(Extracts from a graphics dataset)
## BEGIN
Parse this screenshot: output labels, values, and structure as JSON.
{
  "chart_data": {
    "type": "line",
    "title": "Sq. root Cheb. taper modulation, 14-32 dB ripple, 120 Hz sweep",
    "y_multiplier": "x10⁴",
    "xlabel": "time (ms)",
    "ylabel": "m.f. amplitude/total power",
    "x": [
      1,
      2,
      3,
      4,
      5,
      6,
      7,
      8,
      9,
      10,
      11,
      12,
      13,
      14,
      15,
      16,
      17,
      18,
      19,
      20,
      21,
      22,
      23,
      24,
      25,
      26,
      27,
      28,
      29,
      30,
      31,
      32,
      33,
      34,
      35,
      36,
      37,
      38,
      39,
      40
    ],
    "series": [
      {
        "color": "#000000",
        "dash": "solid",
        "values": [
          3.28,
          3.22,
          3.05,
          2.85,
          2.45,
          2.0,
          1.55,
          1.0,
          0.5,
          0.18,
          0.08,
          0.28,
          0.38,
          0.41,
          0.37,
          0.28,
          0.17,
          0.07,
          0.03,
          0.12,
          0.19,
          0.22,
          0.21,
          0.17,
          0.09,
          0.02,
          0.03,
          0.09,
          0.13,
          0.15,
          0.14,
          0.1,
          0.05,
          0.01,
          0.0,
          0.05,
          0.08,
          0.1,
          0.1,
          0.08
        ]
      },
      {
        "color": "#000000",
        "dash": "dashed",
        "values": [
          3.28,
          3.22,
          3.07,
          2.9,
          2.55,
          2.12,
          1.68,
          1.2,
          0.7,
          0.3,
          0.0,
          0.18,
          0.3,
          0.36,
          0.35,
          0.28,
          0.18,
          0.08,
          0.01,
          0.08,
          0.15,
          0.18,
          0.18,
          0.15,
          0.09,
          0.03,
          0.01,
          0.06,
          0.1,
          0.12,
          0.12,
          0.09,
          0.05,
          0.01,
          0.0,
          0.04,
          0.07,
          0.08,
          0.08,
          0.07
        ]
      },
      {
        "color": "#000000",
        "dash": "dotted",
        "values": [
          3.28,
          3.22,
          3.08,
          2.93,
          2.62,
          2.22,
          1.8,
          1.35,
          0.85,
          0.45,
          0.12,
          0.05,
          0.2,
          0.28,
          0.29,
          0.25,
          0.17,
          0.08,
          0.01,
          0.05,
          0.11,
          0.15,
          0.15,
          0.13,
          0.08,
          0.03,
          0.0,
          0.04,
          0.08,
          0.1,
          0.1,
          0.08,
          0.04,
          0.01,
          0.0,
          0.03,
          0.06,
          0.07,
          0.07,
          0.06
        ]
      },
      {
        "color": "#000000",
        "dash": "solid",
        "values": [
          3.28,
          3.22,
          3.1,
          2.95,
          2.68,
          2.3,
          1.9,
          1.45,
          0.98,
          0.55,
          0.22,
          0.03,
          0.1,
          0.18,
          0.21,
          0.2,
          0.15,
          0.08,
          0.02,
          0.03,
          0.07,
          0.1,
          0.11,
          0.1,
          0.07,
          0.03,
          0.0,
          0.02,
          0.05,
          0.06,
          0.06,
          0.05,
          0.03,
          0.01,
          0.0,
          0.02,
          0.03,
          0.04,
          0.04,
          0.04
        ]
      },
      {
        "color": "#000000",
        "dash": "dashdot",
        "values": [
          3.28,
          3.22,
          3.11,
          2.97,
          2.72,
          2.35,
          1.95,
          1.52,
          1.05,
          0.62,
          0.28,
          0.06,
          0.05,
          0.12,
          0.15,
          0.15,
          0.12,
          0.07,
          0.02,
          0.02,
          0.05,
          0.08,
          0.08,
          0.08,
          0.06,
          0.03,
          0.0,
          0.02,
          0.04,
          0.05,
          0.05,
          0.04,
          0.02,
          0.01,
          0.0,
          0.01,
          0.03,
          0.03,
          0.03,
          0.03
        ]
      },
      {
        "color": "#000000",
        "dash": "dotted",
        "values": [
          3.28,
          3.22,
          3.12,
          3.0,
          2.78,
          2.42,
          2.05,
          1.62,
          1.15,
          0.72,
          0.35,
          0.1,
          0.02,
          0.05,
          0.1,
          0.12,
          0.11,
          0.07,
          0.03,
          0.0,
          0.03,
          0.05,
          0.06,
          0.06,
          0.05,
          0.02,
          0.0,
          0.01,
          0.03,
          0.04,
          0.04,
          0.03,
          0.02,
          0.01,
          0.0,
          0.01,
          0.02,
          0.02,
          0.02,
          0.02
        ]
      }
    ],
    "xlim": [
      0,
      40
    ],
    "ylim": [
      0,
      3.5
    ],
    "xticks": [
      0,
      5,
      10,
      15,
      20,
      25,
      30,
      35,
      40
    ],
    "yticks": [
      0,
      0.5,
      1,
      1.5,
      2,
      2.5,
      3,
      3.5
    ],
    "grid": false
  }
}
## END
__Aim__: Exactly reproduce all of the entries above.

__Correct output__:
Parse this screenshot: output labels, values, and structure as JSON.
{
  "chart_data": {
    "type": "line",
    "title": "Sq. root Cheb. taper modulation, 14-32 dB ripple, 120 Hz sweep",
    "y_multiplier": "x10⁴",
    "xlabel": "time (ms)",
    "ylabel": "m.f. amplitude/total power",
    "x": [
      1,
      2,
      3,
      4,
      5,
      6,
      7,
      8,
      9,
      10,
      11,
      12,
      13,
      14,
      15,
      16,
      17,
      18,
      19,
      20,
      21,
      22,
      23,
      24,
      25,
      26,
      27,
      28,
      29,
      30,
      31,
      32,
      33,
      34,
      35,
      36,
      37,
      38,
      39,
      40
    ],
    "series": [
      {
        "color": "#000000",
        "dash": "solid",
        "values": [
          3.28,
          3.22,
          3.05,
          2.85,
          2.45,
          2.0,
          1.55,
          1.0,
          0.5,
          0.18,
          0.08,
          0.28,
          0.38,
          0.41,
          0.37,
          0.28,
          0.17,
          0.07,
          0.03,
          0.12,
          0.19,
          0.22,
          0.21,
          0.17,
          0.09,
          0.02,
          0.03,
          0.09,
          0.13,
          0.15,
          0.14,
          0.1,
          0.05,
          0.01,
          0.0,
          0.05,
          0.08,
          0.1,
          0.1,
          0.08
        ]
      },
      {
        "color": "#000000",
        "dash": "dashed",
        "values": [
          3.28,
          3.22,
          3.07,
          2.9,
          2.55,
          2.12,
          1.68,
          1.2,
          0.7,
          0.3,
          0.0,
          0.18,
          0.3,
          0.36,
          0.35,
          0.28,
          0.18,
          0.08,
          0.01,
          0.08,
          0.15,
          0.18,
          0.18,
          0.15,
          0.09,
          0.03,
          0.01,
          0.06,
          0.1,
          0.12,
          0.12,
          0.09,
          0.05,
          0.01,
          0.0,
          0.04,
          0.07,
          0.08,
          0.08,
          0.07
        ]
      },
      {
        "color": "#000000",
        "dash": "dotted",
        "values": [
          3.28,
          3.22,
          3.08,
          2.93,
          2.62,
          2.22,
          1.8,
          1.35,
          0.85,
          0.45,
          0.12,
          0.05,
          0.2,
          0.28,
          0.29,
          0.25,
          0.17,
          0.08,
          0.01,
          0.05,
          0.11,
          0.15,
          0.15,
          0.13,
          0.08,
          0.03,
          0.0,
          0.04,
          0.08,
          0.1,
          0.1,
          0.08,
          0.04,
          0.01,
          0.0,
          0.03,
          0.06,
          0.07,
          0.07,
          0.06
        ]
      },
      {
        "color": "#000000",
        "dash": "solid",
        "values": [
          3.28,
          3.22,
          3.1,
          2.95,
          2.68,
          2.3,
          1.9,
          1.45,
          0.98,
          0.55,
          0.22,
          0.03,
          0.1,
          0.18,
          0.21,
          0.2,
          0.15,
          0.08,
          0.02,
          0.03,
          0.07,
          0.1,
          0.11,
          0.1,
          0.07,
          0.03,
          0.0,
          0.02,
          0.05,
          0.06,
          0.06,
          0.05,
          0.03,
          0.01,
          0.0,
          0.02,
          0.03,
          0.04,
          0.04,
          0.04
        ]
      },
      {
        "color": "#000000",
        "dash": "dashdot",
        "values": [
          3.28,
          3.22,
          3.11,
          2.97,
          2.72,
          2.35,
          1.95,
          1.52,
          1.05,
          0.62,
          0.28,
          0.06,
          0.05,
          0.12,
          0.15,
          0.15,
          0.12,
          0.07,
          0.02,
          0.02,
          0.05,
          0.08,
          0.08,
          0.08,
          0.06,
          0.03,
          0.0,
          0.02,
          0.04,
          0.05,
          0.05,
          0.04,
          0.02,
          0.01,
          0.0,
          0.01,
          0.03,
          0.03,
          0.03,
          0.03
        ]
      },
      {
        "color": "#000000",
        "dash": "dotted",
        "values": [
          3.28,
          3.22,
          3.12,
          3.0,
          2.78,
          2.42,
          2.05,
          1.62,
          1.15,
          0.72,
          0.35,
          0.1,
          0.02,
          0.05,
          0.1,
          0.12,
          0.11,
          0.07,
          0.03,
          0.0,
          0.03,
          0.05,
          0.06,
          0.06,
          0.05,
          0.02,
          0.0,
          0.01,
          0.03,
          0.04,
          0.04,
          0.03,
          0.02,
          0.01,
          0.0,
          0.01,
          0.02,
          0.02,
          0.02,
          0.02
        ]
      }
    ],
    "xlim": [
      0,
      40
    ],
    "ylim": [
      0,
      3.5
    ],
    "xticks": [
      0,
      5,
      10,
      15,
      20,
      25,
      30,
      35,
      40
    ],
    "yticks": [
      0,
      0.5,
      1,
      1.5,
      2,
      2.5,
      3,
      3.5
    ],
    "grid": false
  }
}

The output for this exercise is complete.